>> start

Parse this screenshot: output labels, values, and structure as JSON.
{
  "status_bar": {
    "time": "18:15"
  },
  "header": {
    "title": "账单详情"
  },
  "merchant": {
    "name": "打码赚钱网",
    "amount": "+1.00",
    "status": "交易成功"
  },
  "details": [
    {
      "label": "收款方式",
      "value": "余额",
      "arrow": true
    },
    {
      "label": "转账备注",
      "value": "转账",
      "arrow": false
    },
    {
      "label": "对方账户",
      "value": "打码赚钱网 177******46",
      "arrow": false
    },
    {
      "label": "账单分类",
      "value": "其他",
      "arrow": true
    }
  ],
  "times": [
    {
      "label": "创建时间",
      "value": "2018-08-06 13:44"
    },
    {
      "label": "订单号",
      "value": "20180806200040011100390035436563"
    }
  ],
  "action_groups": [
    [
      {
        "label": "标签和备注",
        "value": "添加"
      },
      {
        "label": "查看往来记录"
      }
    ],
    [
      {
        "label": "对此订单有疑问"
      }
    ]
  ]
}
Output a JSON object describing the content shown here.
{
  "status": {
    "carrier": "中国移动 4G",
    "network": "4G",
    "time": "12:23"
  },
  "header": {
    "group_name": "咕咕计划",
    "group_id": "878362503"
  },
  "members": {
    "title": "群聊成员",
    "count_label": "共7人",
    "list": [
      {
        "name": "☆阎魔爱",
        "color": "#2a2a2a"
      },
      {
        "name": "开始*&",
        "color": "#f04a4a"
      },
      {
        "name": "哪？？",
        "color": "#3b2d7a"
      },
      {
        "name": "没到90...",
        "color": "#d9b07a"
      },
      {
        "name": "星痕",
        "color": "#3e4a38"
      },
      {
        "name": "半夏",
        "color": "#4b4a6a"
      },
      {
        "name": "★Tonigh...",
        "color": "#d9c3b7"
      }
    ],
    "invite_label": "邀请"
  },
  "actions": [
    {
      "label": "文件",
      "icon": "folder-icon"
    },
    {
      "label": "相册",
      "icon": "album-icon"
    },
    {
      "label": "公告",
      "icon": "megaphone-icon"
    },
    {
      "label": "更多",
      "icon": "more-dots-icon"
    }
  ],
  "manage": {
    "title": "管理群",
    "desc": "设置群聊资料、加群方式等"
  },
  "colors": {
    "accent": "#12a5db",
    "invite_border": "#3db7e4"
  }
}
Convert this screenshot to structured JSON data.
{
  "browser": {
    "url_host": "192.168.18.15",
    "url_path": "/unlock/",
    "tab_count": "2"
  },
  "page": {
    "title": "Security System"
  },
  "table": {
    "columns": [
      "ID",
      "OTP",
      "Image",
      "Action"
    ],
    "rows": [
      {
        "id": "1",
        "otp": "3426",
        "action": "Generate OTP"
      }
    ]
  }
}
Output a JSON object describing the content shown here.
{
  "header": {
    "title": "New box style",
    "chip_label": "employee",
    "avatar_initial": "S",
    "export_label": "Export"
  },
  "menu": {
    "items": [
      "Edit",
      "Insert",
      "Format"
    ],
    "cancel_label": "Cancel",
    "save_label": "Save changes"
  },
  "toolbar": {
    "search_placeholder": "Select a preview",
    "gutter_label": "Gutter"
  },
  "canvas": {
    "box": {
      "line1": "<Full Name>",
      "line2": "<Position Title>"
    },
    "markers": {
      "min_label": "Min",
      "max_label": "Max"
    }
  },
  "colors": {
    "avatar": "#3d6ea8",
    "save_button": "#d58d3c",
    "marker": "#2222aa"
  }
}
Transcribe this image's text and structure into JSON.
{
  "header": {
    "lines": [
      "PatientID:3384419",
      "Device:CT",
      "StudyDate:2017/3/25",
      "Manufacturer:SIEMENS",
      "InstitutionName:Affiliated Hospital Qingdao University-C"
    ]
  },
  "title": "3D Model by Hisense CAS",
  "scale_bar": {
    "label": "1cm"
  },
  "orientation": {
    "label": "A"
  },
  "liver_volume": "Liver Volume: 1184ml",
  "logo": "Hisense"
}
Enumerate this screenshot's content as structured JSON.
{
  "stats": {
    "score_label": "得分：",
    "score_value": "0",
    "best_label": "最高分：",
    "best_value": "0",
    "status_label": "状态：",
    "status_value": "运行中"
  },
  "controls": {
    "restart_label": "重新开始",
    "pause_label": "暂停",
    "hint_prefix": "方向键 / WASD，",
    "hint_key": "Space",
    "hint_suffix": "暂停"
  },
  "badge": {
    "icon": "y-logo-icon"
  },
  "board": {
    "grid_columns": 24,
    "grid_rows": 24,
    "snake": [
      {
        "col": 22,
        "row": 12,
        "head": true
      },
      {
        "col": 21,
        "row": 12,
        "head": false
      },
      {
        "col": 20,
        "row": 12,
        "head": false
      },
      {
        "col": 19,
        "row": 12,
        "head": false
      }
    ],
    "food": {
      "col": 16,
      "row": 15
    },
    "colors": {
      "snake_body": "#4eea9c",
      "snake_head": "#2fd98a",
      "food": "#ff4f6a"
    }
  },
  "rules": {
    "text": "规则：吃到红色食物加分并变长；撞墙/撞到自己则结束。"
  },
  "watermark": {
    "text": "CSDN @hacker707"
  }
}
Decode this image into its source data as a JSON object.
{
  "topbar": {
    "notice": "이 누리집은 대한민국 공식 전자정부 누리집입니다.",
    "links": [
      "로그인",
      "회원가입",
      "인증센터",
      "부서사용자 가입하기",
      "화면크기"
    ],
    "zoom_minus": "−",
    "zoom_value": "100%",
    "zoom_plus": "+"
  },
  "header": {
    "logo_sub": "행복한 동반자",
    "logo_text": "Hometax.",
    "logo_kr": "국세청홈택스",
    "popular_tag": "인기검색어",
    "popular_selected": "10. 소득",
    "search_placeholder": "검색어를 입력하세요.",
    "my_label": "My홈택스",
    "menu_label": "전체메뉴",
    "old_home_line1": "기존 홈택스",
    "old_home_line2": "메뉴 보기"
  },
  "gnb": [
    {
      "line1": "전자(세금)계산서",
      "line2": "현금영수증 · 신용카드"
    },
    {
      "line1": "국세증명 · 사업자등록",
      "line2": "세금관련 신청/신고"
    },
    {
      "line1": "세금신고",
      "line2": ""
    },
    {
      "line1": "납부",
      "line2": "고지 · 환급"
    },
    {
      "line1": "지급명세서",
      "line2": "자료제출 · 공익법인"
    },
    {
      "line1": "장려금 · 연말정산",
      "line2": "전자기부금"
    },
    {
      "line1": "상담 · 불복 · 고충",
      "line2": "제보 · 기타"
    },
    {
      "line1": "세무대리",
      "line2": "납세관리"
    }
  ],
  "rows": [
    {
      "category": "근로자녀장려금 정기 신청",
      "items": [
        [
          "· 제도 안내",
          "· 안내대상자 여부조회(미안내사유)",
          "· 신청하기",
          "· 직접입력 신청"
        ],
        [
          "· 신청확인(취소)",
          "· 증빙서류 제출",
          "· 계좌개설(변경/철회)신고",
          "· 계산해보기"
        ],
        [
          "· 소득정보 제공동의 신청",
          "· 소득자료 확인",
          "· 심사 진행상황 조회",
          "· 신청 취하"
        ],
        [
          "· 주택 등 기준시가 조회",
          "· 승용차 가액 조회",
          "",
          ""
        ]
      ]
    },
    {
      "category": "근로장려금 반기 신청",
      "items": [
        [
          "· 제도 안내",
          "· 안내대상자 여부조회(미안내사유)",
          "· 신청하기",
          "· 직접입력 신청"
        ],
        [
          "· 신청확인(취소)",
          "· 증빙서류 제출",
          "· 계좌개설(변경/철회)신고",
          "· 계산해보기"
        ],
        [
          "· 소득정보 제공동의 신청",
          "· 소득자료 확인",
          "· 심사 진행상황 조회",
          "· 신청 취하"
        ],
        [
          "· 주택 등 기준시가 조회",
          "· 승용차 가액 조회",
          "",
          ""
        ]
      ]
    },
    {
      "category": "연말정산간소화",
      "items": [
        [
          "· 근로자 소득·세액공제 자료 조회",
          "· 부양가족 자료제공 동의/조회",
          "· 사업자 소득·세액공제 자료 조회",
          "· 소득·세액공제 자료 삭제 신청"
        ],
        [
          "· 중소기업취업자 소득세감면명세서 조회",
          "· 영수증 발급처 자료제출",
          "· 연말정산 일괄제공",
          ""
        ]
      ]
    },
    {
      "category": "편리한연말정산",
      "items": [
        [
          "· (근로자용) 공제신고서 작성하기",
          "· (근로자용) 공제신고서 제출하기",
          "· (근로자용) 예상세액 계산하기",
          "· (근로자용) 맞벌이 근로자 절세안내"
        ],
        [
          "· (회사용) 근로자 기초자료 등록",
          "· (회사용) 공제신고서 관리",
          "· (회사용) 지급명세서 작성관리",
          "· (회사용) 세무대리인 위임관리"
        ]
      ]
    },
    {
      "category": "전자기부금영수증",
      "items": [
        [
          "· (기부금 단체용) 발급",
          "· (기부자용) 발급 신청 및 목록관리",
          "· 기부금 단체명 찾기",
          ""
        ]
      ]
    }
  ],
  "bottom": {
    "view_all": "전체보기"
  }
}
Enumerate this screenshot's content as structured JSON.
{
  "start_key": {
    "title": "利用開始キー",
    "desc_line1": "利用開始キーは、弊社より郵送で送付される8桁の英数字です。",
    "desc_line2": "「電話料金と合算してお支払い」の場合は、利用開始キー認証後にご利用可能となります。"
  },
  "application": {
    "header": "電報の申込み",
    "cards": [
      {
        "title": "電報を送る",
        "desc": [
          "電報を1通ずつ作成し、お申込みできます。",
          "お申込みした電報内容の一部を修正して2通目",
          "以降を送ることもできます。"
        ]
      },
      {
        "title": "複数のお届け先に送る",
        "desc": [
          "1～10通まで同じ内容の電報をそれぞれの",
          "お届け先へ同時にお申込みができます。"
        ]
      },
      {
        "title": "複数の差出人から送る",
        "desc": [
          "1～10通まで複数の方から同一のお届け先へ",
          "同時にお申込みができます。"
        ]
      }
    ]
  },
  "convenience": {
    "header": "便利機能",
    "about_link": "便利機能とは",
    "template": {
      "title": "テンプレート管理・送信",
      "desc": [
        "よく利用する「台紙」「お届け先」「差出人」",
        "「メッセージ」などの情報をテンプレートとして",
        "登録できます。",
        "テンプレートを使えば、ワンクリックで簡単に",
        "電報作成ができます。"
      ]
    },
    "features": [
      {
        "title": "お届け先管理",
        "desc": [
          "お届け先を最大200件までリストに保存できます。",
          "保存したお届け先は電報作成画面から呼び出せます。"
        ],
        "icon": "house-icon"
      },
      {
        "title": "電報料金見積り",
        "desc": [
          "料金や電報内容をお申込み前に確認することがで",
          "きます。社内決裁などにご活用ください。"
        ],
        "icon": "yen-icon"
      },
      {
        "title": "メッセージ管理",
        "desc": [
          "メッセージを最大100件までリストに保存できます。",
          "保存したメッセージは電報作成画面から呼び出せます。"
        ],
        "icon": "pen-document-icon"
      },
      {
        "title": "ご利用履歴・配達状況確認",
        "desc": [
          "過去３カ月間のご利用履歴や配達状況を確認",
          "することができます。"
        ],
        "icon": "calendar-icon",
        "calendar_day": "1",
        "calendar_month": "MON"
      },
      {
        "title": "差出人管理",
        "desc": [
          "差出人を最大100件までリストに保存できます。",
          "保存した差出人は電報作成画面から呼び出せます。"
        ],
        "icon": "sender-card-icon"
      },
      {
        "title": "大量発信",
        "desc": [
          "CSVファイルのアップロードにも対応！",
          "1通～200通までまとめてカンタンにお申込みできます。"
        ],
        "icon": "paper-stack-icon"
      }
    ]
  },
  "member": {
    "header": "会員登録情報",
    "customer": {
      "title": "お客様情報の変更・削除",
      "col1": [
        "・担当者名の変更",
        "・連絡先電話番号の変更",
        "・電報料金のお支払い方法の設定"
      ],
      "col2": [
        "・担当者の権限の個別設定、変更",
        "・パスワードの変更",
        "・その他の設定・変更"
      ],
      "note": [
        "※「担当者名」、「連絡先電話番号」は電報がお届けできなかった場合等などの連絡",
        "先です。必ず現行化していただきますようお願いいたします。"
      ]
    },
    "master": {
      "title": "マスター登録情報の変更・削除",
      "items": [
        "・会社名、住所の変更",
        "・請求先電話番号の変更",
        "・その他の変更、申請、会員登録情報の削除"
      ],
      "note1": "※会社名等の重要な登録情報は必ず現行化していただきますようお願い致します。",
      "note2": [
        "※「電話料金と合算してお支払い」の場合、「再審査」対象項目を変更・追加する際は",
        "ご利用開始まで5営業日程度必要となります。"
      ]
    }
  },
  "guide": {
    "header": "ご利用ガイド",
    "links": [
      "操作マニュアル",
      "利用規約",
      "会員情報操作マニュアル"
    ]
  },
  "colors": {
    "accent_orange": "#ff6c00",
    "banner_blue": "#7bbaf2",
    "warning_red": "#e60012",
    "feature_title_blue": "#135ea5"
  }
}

>> end

▶ _The task_:
Gather from the entries above all lines that include the string "icon".

▶ _Task solution_:
      "icon": "folder-icon"
      "icon": "album-icon"
      "icon": "megaphone-icon"
      "icon": "more-dots-icon"
    "icon": "y-logo-icon"
        "icon": "house-icon"
        "icon": "yen-icon"
        "icon": "pen-document-icon"
        "icon": "calendar-icon",
        "icon": "sender-card-icon"
        "icon": "paper-stack-icon"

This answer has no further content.